**Exercise:** Switch every "data-point" in all the lines below to "scatter-point" and write the lines out again with nothing else changed.

**Provided information:**
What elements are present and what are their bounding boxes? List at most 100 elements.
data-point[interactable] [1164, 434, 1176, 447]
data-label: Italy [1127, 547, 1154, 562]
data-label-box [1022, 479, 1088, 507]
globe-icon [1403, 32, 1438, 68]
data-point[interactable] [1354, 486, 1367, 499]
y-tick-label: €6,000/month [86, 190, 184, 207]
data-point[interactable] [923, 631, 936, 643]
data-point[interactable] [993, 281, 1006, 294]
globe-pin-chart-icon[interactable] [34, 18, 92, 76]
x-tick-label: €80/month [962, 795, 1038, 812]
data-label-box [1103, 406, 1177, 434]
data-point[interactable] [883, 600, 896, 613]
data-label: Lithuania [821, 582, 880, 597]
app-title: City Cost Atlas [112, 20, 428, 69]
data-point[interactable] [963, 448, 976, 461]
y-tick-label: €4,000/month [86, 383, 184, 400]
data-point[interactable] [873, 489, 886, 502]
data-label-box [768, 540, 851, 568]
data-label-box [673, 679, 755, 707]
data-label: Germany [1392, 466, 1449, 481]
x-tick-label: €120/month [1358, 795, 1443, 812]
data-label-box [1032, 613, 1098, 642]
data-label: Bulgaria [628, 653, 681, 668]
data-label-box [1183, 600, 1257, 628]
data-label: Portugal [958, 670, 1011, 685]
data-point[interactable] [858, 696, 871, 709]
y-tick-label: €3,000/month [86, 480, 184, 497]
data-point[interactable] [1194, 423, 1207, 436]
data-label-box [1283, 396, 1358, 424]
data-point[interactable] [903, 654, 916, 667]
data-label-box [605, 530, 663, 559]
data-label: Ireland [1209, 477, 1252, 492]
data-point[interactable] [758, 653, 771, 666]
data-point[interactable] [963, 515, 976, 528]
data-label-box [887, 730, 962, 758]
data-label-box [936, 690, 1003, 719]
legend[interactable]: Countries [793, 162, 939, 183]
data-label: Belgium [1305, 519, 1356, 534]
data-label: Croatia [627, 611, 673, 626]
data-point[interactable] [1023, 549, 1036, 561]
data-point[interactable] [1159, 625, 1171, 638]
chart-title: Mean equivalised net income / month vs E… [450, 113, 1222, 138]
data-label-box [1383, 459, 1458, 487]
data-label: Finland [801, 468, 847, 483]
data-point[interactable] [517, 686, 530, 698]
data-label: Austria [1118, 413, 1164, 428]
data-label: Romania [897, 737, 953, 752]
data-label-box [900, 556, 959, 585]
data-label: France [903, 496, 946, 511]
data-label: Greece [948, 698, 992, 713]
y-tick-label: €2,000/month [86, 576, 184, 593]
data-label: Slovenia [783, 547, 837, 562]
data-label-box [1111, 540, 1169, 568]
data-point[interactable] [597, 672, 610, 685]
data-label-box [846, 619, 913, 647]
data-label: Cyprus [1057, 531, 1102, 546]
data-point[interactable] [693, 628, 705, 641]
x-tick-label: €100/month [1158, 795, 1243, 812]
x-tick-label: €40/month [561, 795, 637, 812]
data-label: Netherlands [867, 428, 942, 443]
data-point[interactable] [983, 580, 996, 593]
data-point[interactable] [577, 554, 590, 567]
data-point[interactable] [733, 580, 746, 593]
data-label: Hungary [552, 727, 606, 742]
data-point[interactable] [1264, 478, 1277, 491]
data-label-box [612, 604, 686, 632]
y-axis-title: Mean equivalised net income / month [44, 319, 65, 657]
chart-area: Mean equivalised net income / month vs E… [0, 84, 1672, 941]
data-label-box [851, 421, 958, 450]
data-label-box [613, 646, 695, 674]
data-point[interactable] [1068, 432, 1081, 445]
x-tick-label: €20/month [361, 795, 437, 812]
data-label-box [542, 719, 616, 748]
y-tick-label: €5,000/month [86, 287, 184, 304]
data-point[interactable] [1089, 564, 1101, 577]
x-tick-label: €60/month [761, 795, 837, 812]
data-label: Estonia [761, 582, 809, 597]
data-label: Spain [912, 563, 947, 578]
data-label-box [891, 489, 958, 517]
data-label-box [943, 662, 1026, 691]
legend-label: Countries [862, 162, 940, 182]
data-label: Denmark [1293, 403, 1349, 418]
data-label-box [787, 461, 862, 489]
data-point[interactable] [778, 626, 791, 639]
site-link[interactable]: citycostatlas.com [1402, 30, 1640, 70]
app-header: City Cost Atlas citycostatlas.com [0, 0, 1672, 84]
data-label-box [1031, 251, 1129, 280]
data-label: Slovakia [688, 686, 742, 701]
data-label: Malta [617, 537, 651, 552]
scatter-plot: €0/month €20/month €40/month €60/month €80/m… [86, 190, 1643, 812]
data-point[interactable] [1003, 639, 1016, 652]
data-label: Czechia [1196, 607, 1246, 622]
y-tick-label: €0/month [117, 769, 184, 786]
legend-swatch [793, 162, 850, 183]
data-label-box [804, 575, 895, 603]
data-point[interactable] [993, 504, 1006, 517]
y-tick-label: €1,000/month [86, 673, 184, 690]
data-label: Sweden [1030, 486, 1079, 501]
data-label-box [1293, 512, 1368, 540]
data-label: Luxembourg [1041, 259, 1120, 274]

**The response:**
What elements are present and what are their bounding boxes? List at most 100 elements.
scatter-point[interactable] [1164, 434, 1176, 447]
data-label: Italy [1127, 547, 1154, 562]
data-label-box [1022, 479, 1088, 507]
globe-icon [1403, 32, 1438, 68]
scatter-point[interactable] [1354, 486, 1367, 499]
y-tick-label: €6,000/month [86, 190, 184, 207]
scatter-point[interactable] [923, 631, 936, 643]
scatter-point[interactable] [993, 281, 1006, 294]
globe-pin-chart-icon[interactable] [34, 18, 92, 76]
x-tick-label: €80/month [962, 795, 1038, 812]
data-label-box [1103, 406, 1177, 434]
scatter-point[interactable] [883, 600, 896, 613]
data-label: Lithuania [821, 582, 880, 597]
app-title: City Cost Atlas [112, 20, 428, 69]
scatter-point[interactable] [963, 448, 976, 461]
y-tick-label: €4,000/month [86, 383, 184, 400]
scatter-point[interactable] [873, 489, 886, 502]
data-label-box [768, 540, 851, 568]
data-label-box [673, 679, 755, 707]
data-label: Germany [1392, 466, 1449, 481]
x-tick-label: €120/month [1358, 795, 1443, 812]
data-label-box [1032, 613, 1098, 642]
data-label: Bulgaria [628, 653, 681, 668]
data-label-box [1183, 600, 1257, 628]
data-label: Portugal [958, 670, 1011, 685]
scatter-point[interactable] [858, 696, 871, 709]
y-tick-label: €3,000/month [86, 480, 184, 497]
scatter-point[interactable] [1194, 423, 1207, 436]
data-label-box [1283, 396, 1358, 424]
scatter-point[interactable] [903, 654, 916, 667]
data-label-box [605, 530, 663, 559]
data-label: Ireland [1209, 477, 1252, 492]
scatter-point[interactable] [758, 653, 771, 666]
scatter-point[interactable] [963, 515, 976, 528]
data-label-box [887, 730, 962, 758]
data-label-box [936, 690, 1003, 719]
legend[interactable]: Countries [793, 162, 939, 183]
data-label: Belgium [1305, 519, 1356, 534]
data-label: Croatia [627, 611, 673, 626]
scatter-point[interactable] [1023, 549, 1036, 561]
scatter-point[interactable] [1159, 625, 1171, 638]
chart-title: Mean equivalised net income / month vs E… [450, 113, 1222, 138]
data-label-box [1383, 459, 1458, 487]
data-label: Finland [801, 468, 847, 483]
scatter-point[interactable] [517, 686, 530, 698]
data-label: Austria [1118, 413, 1164, 428]
data-label: Romania [897, 737, 953, 752]
data-label-box [900, 556, 959, 585]
data-label: France [903, 496, 946, 511]
data-label: Greece [948, 698, 992, 713]
y-tick-label: €2,000/month [86, 576, 184, 593]
data-label: Slovenia [783, 547, 837, 562]
data-label-box [1111, 540, 1169, 568]
scatter-point[interactable] [597, 672, 610, 685]
data-label-box [846, 619, 913, 647]
data-label: Cyprus [1057, 531, 1102, 546]
scatter-point[interactable] [693, 628, 705, 641]
x-tick-label: €100/month [1158, 795, 1243, 812]
x-tick-label: €40/month [561, 795, 637, 812]
data-label: Netherlands [867, 428, 942, 443]
scatter-point[interactable] [983, 580, 996, 593]
scatter-point[interactable] [577, 554, 590, 567]
scatter-point[interactable] [733, 580, 746, 593]
data-label: Hungary [552, 727, 606, 742]
scatter-point[interactable] [1264, 478, 1277, 491]
data-label-box [612, 604, 686, 632]
y-axis-title: Mean equivalised net income / month [44, 319, 65, 657]
chart-area: Mean equivalised net income / month vs E… [0, 84, 1672, 941]
data-label-box [851, 421, 958, 450]
data-label-box [613, 646, 695, 674]
scatter-point[interactable] [1068, 432, 1081, 445]
x-tick-label: €20/month [361, 795, 437, 812]
data-label-box [542, 719, 616, 748]
y-tick-label: €5,000/month [86, 287, 184, 304]
scatter-point[interactable] [1089, 564, 1101, 577]
x-tick-label: €60/month [761, 795, 837, 812]
data-label: Estonia [761, 582, 809, 597]
data-label: Spain [912, 563, 947, 578]
data-label-box [891, 489, 958, 517]
data-label-box [943, 662, 1026, 691]
legend-label: Countries [862, 162, 940, 182]
data-label: Denmark [1293, 403, 1349, 418]
data-label-box [787, 461, 862, 489]
scatter-point[interactable] [778, 626, 791, 639]
site-link[interactable]: citycostatlas.com [1402, 30, 1640, 70]
app-header: City Cost Atlas citycostatlas.com [0, 0, 1672, 84]
data-label-box [1031, 251, 1129, 280]
data-label: Slovakia [688, 686, 742, 701]
data-label: Malta [617, 537, 651, 552]
scatter-plot: €0/month €20/month €40/month €60/month €80/m… [86, 190, 1643, 812]
scatter-point[interactable] [1003, 639, 1016, 652]
data-label: Czechia [1196, 607, 1246, 622]
y-tick-label: €0/month [117, 769, 184, 786]
legend-swatch [793, 162, 850, 183]
data-label-box [804, 575, 895, 603]
scatter-point[interactable] [993, 504, 1006, 517]
y-tick-label: €1,000/month [86, 673, 184, 690]
data-label: Sweden [1030, 486, 1079, 501]
data-label-box [1293, 512, 1368, 540]
data-label: Luxembourg [1041, 259, 1120, 274]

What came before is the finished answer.